** Begin GIVEN ENTRIES **

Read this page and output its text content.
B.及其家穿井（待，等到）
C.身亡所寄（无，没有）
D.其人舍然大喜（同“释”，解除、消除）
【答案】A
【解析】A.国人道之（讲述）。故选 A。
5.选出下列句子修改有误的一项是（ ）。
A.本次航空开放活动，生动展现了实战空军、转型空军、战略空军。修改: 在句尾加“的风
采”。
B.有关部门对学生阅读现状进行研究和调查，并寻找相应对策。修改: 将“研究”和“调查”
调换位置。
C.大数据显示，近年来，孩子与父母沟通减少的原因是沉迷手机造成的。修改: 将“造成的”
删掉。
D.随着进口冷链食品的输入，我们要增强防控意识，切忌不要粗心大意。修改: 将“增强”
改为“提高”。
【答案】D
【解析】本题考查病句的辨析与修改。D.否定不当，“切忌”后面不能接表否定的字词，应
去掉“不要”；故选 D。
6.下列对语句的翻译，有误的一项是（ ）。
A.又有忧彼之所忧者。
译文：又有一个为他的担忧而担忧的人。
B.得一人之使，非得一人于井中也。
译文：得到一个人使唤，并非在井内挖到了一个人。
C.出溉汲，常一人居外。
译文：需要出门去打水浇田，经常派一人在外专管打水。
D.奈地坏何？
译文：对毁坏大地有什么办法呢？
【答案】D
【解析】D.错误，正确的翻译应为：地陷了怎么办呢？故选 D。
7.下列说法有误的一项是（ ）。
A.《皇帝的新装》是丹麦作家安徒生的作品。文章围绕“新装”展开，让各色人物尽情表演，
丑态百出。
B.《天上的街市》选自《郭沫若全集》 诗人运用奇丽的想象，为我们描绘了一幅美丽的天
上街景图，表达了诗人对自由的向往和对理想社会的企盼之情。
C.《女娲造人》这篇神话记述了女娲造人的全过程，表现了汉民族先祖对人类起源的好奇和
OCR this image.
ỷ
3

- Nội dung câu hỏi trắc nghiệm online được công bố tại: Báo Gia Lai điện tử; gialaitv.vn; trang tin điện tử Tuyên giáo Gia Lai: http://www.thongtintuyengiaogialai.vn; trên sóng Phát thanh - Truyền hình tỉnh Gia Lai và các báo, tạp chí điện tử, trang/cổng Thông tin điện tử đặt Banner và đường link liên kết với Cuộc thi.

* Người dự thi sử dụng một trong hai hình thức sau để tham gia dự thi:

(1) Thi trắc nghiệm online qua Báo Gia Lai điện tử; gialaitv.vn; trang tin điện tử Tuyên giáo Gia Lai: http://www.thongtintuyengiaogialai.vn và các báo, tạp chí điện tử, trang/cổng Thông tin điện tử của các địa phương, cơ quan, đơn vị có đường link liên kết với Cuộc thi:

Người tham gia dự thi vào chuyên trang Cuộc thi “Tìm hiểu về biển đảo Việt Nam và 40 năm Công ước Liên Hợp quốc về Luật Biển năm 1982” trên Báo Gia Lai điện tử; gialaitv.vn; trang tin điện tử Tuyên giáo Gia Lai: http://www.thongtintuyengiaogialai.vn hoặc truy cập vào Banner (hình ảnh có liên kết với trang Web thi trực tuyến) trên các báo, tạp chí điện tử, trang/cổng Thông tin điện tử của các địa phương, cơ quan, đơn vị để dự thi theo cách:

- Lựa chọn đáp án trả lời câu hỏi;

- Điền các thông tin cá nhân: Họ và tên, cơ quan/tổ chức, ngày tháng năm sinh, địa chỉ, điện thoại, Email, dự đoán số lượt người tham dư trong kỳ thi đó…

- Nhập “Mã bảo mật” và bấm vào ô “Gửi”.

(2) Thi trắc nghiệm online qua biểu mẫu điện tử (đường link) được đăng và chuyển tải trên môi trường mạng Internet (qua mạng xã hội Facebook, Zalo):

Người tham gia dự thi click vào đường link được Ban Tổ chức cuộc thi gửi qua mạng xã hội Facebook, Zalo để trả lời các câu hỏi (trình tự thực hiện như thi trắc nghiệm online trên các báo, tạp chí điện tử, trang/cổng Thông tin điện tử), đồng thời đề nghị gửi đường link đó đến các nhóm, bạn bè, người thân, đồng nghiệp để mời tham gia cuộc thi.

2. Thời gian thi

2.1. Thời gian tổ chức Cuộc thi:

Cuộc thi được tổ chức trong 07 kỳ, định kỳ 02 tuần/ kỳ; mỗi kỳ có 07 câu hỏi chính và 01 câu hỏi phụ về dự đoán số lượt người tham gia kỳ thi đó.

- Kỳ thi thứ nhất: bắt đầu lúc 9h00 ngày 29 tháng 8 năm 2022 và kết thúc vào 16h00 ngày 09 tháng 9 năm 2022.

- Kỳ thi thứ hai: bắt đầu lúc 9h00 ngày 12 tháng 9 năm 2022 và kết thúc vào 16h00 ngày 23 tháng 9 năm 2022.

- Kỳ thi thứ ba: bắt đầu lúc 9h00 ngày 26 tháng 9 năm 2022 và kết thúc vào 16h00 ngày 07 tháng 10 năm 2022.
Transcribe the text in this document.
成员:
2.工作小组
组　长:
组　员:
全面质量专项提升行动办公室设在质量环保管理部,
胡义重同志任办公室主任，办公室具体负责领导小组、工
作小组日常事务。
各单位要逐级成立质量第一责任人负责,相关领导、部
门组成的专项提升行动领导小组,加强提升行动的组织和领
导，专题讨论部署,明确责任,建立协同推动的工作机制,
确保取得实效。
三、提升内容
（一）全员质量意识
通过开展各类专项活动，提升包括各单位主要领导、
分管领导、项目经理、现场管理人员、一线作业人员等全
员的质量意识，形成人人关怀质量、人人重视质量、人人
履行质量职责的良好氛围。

** End GIVEN ENTRIES **

GIVEN EXERCISE — Write all of the records out again exactly.

FINISHED TASK —
Read this page and output its text content.
B.及其家穿井（待，等到）
C.身亡所寄（无，没有）
D.其人舍然大喜（同“释”，解除、消除）
【答案】A
【解析】A.国人道之（讲述）。故选 A。
5.选出下列句子修改有误的一项是（ ）。
A.本次航空开放活动，生动展现了实战空军、转型空军、战略空军。修改: 在句尾加“的风
采”。
B.有关部门对学生阅读现状进行研究和调查，并寻找相应对策。修改: 将“研究”和“调查”
调换位置。
C.大数据显示，近年来，孩子与父母沟通减少的原因是沉迷手机造成的。修改: 将“造成的”
删掉。
D.随着进口冷链食品的输入，我们要增强防控意识，切忌不要粗心大意。修改: 将“增强”
改为“提高”。
【答案】D
【解析】本题考查病句的辨析与修改。D.否定不当，“切忌”后面不能接表否定的字词，应
去掉“不要”；故选 D。
6.下列对语句的翻译，有误的一项是（ ）。
A.又有忧彼之所忧者。
译文：又有一个为他的担忧而担忧的人。
B.得一人之使，非得一人于井中也。
译文：得到一个人使唤，并非在井内挖到了一个人。
C.出溉汲，常一人居外。
译文：需要出门去打水浇田，经常派一人在外专管打水。
D.奈地坏何？
译文：对毁坏大地有什么办法呢？
【答案】D
【解析】D.错误，正确的翻译应为：地陷了怎么办呢？故选 D。
7.下列说法有误的一项是（ ）。
A.《皇帝的新装》是丹麦作家安徒生的作品。文章围绕“新装”展开，让各色人物尽情表演，
丑态百出。
B.《天上的街市》选自《郭沫若全集》 诗人运用奇丽的想象，为我们描绘了一幅美丽的天
上街景图，表达了诗人对自由的向往和对理想社会的企盼之情。
C.《女娲造人》这篇神话记述了女娲造人的全过程，表现了汉民族先祖对人类起源的好奇和
OCR this image.
ỷ
3

- Nội dung câu hỏi trắc nghiệm online được công bố tại: Báo Gia Lai điện tử; gialaitv.vn; trang tin điện tử Tuyên giáo Gia Lai: http://www.thongtintuyengiaogialai.vn; trên sóng Phát thanh - Truyền hình tỉnh Gia Lai và các báo, tạp chí điện tử, trang/cổng Thông tin điện tử đặt Banner và đường link liên kết với Cuộc thi.

* Người dự thi sử dụng một trong hai hình thức sau để tham gia dự thi:

(1) Thi trắc nghiệm online qua Báo Gia Lai điện tử; gialaitv.vn; trang tin điện tử Tuyên giáo Gia Lai: http://www.thongtintuyengiaogialai.vn và các báo, tạp chí điện tử, trang/cổng Thông tin điện tử của các địa phương, cơ quan, đơn vị có đường link liên kết với Cuộc thi:

Người tham gia dự thi vào chuyên trang Cuộc thi “Tìm hiểu về biển đảo Việt Nam và 40 năm Công ước Liên Hợp quốc về Luật Biển năm 1982” trên Báo Gia Lai điện tử; gialaitv.vn; trang tin điện tử Tuyên giáo Gia Lai: http://www.thongtintuyengiaogialai.vn hoặc truy cập vào Banner (hình ảnh có liên kết với trang Web thi trực tuyến) trên các báo, tạp chí điện tử, trang/cổng Thông tin điện tử của các địa phương, cơ quan, đơn vị để dự thi theo cách:

- Lựa chọn đáp án trả lời câu hỏi;

- Điền các thông tin cá nhân: Họ và tên, cơ quan/tổ chức, ngày tháng năm sinh, địa chỉ, điện thoại, Email, dự đoán số lượt người tham dư trong kỳ thi đó…

- Nhập “Mã bảo mật” và bấm vào ô “Gửi”.

(2) Thi trắc nghiệm online qua biểu mẫu điện tử (đường link) được đăng và chuyển tải trên môi trường mạng Internet (qua mạng xã hội Facebook, Zalo):

Người tham gia dự thi click vào đường link được Ban Tổ chức cuộc thi gửi qua mạng xã hội Facebook, Zalo để trả lời các câu hỏi (trình tự thực hiện như thi trắc nghiệm online trên các báo, tạp chí điện tử, trang/cổng Thông tin điện tử), đồng thời đề nghị gửi đường link đó đến các nhóm, bạn bè, người thân, đồng nghiệp để mời tham gia cuộc thi.

2. Thời gian thi

2.1. Thời gian tổ chức Cuộc thi:

Cuộc thi được tổ chức trong 07 kỳ, định kỳ 02 tuần/ kỳ; mỗi kỳ có 07 câu hỏi chính và 01 câu hỏi phụ về dự đoán số lượt người tham gia kỳ thi đó.

- Kỳ thi thứ nhất: bắt đầu lúc 9h00 ngày 29 tháng 8 năm 2022 và kết thúc vào 16h00 ngày 09 tháng 9 năm 2022.

- Kỳ thi thứ hai: bắt đầu lúc 9h00 ngày 12 tháng 9 năm 2022 và kết thúc vào 16h00 ngày 23 tháng 9 năm 2022.

- Kỳ thi thứ ba: bắt đầu lúc 9h00 ngày 26 tháng 9 năm 2022 và kết thúc vào 16h00 ngày 07 tháng 10 năm 2022.
Transcribe the text in this document.
成员:
2.工作小组
组　长:
组　员:
全面质量专项提升行动办公室设在质量环保管理部,
胡义重同志任办公室主任，办公室具体负责领导小组、工
作小组日常事务。
各单位要逐级成立质量第一责任人负责,相关领导、部
门组成的专项提升行动领导小组,加强提升行动的组织和领
导，专题讨论部署,明确责任,建立协同推动的工作机制,
确保取得实效。
三、提升内容
（一）全员质量意识
通过开展各类专项活动，提升包括各单位主要领导、
分管领导、项目经理、现场管理人员、一线作业人员等全
员的质量意识，形成人人关怀质量、人人重视质量、人人
履行质量职责的良好氛围。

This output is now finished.